— Start GIVEN RECORDS —
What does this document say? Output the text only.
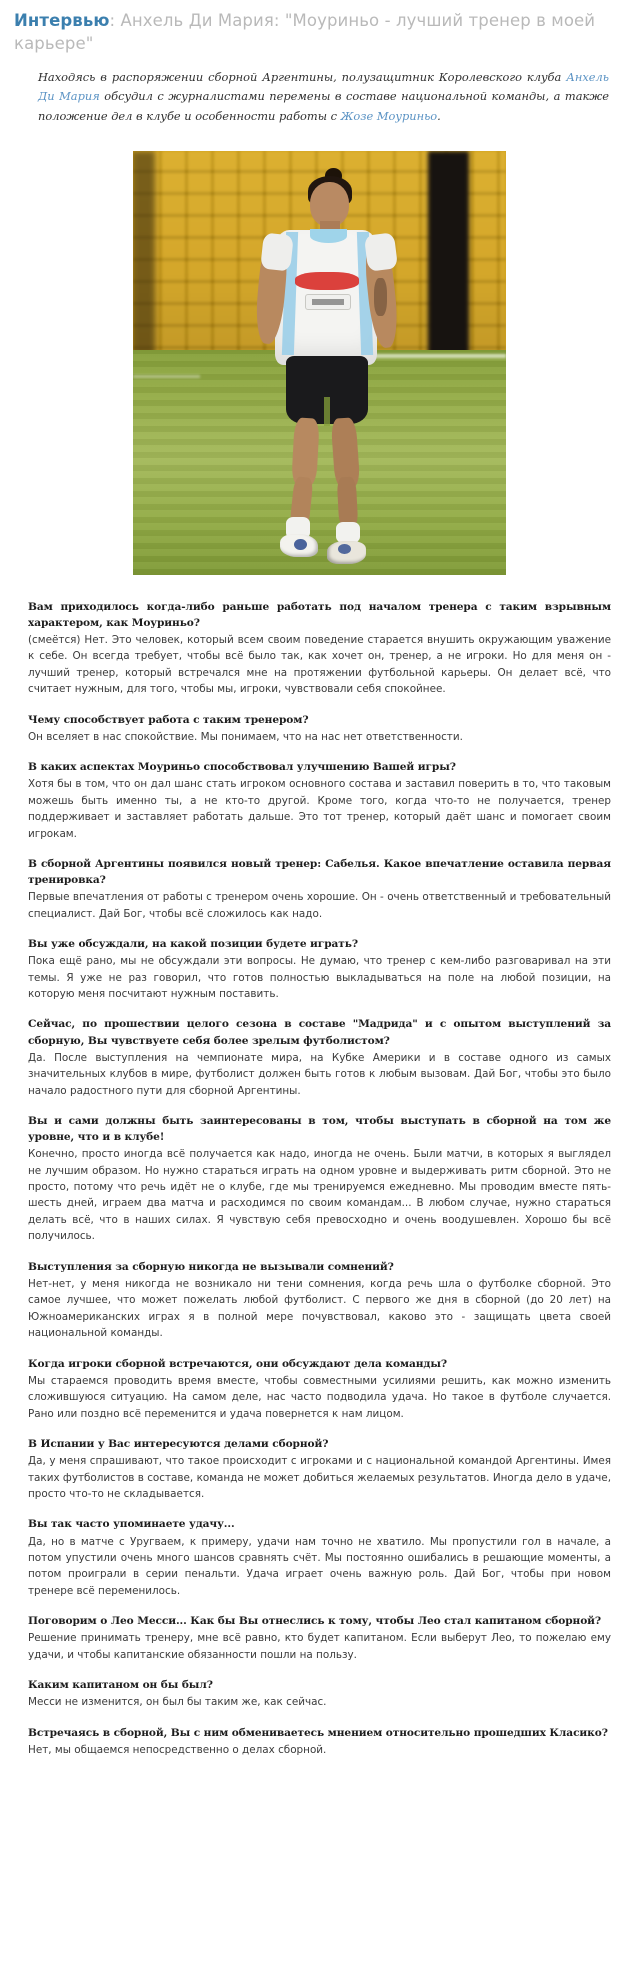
Интервью: Анхель Ди Мария: "Моуриньо - лучший тренер в моей карьере"

Находясь в распоряжении сборной Аргентины, полузащитник Королевского клуба Анхель Ди Мария обсудил с журналистами перемены в составе национальной команды, а также положение дел в клубе и особенности работы с Жозе Моуриньо.

Вам приходилось когда-либо раньше работать под началом тренера с таким взрывным характером, как Моуриньо?

(смеётся) Нет. Это человек, который всем своим поведение старается внушить окружающим уважение к себе. Он всегда требует, чтобы всё было так, как хочет он, тренер, а не игроки. Но для меня он - лучший тренер, который встречался мне на протяжении футбольной карьеры. Он делает всё, что считает нужным, для того, чтобы мы, игроки, чувствовали себя спокойнее.

Чему способствует работа с таким тренером?

Он вселяет в нас спокойствие. Мы понимаем, что на нас нет ответственности.

В каких аспектах Моуриньо способствовал улучшению Вашей игры?

Хотя бы в том, что он дал шанс стать игроком основного состава и заставил поверить в то, что таковым можешь быть именно ты, а не кто-то другой. Кроме того, когда что-то не получается, тренер поддерживает и заставляет работать дальше. Это тот тренер, который даёт шанс и помогает своим игрокам.

В сборной Аргентины появился новый тренер: Сабелья. Какое впечатление оставила первая тренировка?

Первые впечатления от работы с тренером очень хорошие. Он - очень ответственный и требовательный специалист. Дай Бог, чтобы всё сложилось как надо.

Вы уже обсуждали, на какой позиции будете играть?

Пока ещё рано, мы не обсуждали эти вопросы. Не думаю, что тренер с кем-либо разговаривал на эти темы. Я уже не раз говорил, что готов полностью выкладываться на поле на любой позиции, на которую меня посчитают нужным поставить.

Сейчас, по прошествии целого сезона в составе "Мадрида" и с опытом выступлений за сборную, Вы чувствуете себя более зрелым футболистом?

Да. После выступления на чемпионате мира, на Кубке Америки и в составе одного из самых значительных клубов в мире, футболист должен быть готов к любым вызовам. Дай Бог, чтобы это было начало радостного пути для сборной Аргентины.

Вы и сами должны быть заинтересованы в том, чтобы выступать в сборной на том же уровне, что и в клубе!

Конечно, просто иногда всё получается как надо, иногда не очень. Были матчи, в которых я выглядел не лучшим образом. Но нужно стараться играть на одном уровне и выдерживать ритм сборной. Это не просто, потому что речь идёт не о клубе, где мы тренируемся ежедневно. Мы проводим вместе пять-шесть дней, играем два матча и расходимся по своим командам... В любом случае, нужно стараться делать всё, что в наших силах. Я чувствую себя превосходно и очень воодушевлен. Хорошо бы всё получилось.

Выступления за сборную никогда не вызывали сомнений?

Нет-нет, у меня никогда не возникало ни тени сомнения, когда речь шла о футболке сборной. Это самое лучшее, что может пожелать любой футболист. С первого же дня в сборной (до 20 лет) на Южноамериканских играх я в полной мере почувствовал, каково это - защищать цвета своей национальной команды.

Когда игроки сборной встречаются, они обсуждают дела команды?

Мы стараемся проводить время вместе, чтобы совместными усилиями решить, как можно изменить сложившуюся ситуацию. На самом деле, нас часто подводила удача. Но такое в футболе случается. Рано или поздно всё переменится и удача повернется к нам лицом.

В Испании у Вас интересуются делами сборной?

Да, у меня спрашивают, что такое происходит с игроками и с национальной командой Аргентины. Имея таких футболистов в составе, команда не может добиться желаемых результатов. Иногда дело в удаче, просто что-то не складывается.

Вы так часто упоминаете удачу...

Да, но в матче с Уругваем, к примеру, удачи нам точно не хватило. Мы пропустили гол в начале, а потом упустили очень много шансов сравнять счёт. Мы постоянно ошибались в решающие моменты, а потом проиграли в серии пенальти. Удача играет очень важную роль. Дай Бог, чтобы при новом тренере всё переменилось.

Поговорим о Лео Месси... Как бы Вы отнеслись к тому, чтобы Лео стал капитаном сборной?

Решение принимать тренеру, мне всё равно, кто будет капитаном. Если выберут Лео, то пожелаю ему удачи, и чтобы капитанские обязанности пошли на пользу.

Каким капитаном он бы был?

Месси не изменится, он был бы таким же, как сейчас.

Встречаясь в сборной, Вы с ним обмениваетесь мнением относительно прошедших Класико?

Нет, мы общаемся непосредственно о делах сборной.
— End GIVEN RECORDS —
TO BE DONE
Set the listing down in full and exactly. Pictures within it should not appear in the copy.

REPLY
What does this document say? Output the text only.
Интервью: Анхель Ди Мария: "Моуриньо - лучший тренер в моей карьере"

Находясь в распоряжении сборной Аргентины, полузащитник Королевского клуба Анхель Ди Мария обсудил с журналистами перемены в составе национальной команды, а также положение дел в клубе и особенности работы с Жозе Моуриньо.

Вам приходилось когда-либо раньше работать под началом тренера с таким взрывным характером, как Моуриньо?

(смеётся) Нет. Это человек, который всем своим поведение старается внушить окружающим уважение к себе. Он всегда требует, чтобы всё было так, как хочет он, тренер, а не игроки. Но для меня он - лучший тренер, который встречался мне на протяжении футбольной карьеры. Он делает всё, что считает нужным, для того, чтобы мы, игроки, чувствовали себя спокойнее.

Чему способствует работа с таким тренером?

Он вселяет в нас спокойствие. Мы понимаем, что на нас нет ответственности.

В каких аспектах Моуриньо способствовал улучшению Вашей игры?

Хотя бы в том, что он дал шанс стать игроком основного состава и заставил поверить в то, что таковым можешь быть именно ты, а не кто-то другой. Кроме того, когда что-то не получается, тренер поддерживает и заставляет работать дальше. Это тот тренер, который даёт шанс и помогает своим игрокам.

В сборной Аргентины появился новый тренер: Сабелья. Какое впечатление оставила первая тренировка?

Первые впечатления от работы с тренером очень хорошие. Он - очень ответственный и требовательный специалист. Дай Бог, чтобы всё сложилось как надо.

Вы уже обсуждали, на какой позиции будете играть?

Пока ещё рано, мы не обсуждали эти вопросы. Не думаю, что тренер с кем-либо разговаривал на эти темы. Я уже не раз говорил, что готов полностью выкладываться на поле на любой позиции, на которую меня посчитают нужным поставить.

Сейчас, по прошествии целого сезона в составе "Мадрида" и с опытом выступлений за сборную, Вы чувствуете себя более зрелым футболистом?

Да. После выступления на чемпионате мира, на Кубке Америки и в составе одного из самых значительных клубов в мире, футболист должен быть готов к любым вызовам. Дай Бог, чтобы это было начало радостного пути для сборной Аргентины.

Вы и сами должны быть заинтересованы в том, чтобы выступать в сборной на том же уровне, что и в клубе!

Конечно, просто иногда всё получается как надо, иногда не очень. Были матчи, в которых я выглядел не лучшим образом. Но нужно стараться играть на одном уровне и выдерживать ритм сборной. Это не просто, потому что речь идёт не о клубе, где мы тренируемся ежедневно. Мы проводим вместе пять-шесть дней, играем два матча и расходимся по своим командам... В любом случае, нужно стараться делать всё, что в наших силах. Я чувствую себя превосходно и очень воодушевлен. Хорошо бы всё получилось.

Выступления за сборную никогда не вызывали сомнений?

Нет-нет, у меня никогда не возникало ни тени сомнения, когда речь шла о футболке сборной. Это самое лучшее, что может пожелать любой футболист. С первого же дня в сборной (до 20 лет) на Южноамериканских играх я в полной мере почувствовал, каково это - защищать цвета своей национальной команды.

Когда игроки сборной встречаются, они обсуждают дела команды?

Мы стараемся проводить время вместе, чтобы совместными усилиями решить, как можно изменить сложившуюся ситуацию. На самом деле, нас часто подводила удача. Но такое в футболе случается. Рано или поздно всё переменится и удача повернется к нам лицом.

В Испании у Вас интересуются делами сборной?

Да, у меня спрашивают, что такое происходит с игроками и с национальной командой Аргентины. Имея таких футболистов в составе, команда не может добиться желаемых результатов. Иногда дело в удаче, просто что-то не складывается.

Вы так часто упоминаете удачу...

Да, но в матче с Уругваем, к примеру, удачи нам точно не хватило. Мы пропустили гол в начале, а потом упустили очень много шансов сравнять счёт. Мы постоянно ошибались в решающие моменты, а потом проиграли в серии пенальти. Удача играет очень важную роль. Дай Бог, чтобы при новом тренере всё переменилось.

Поговорим о Лео Месси... Как бы Вы отнеслись к тому, чтобы Лео стал капитаном сборной?

Решение принимать тренеру, мне всё равно, кто будет капитаном. Если выберут Лео, то пожелаю ему удачи, и чтобы капитанские обязанности пошли на пользу.

Каким капитаном он бы был?

Месси не изменится, он был бы таким же, как сейчас.

Встречаясь в сборной, Вы с ним обмениваетесь мнением относительно прошедших Класико?

Нет, мы общаемся непосредственно о делах сборной.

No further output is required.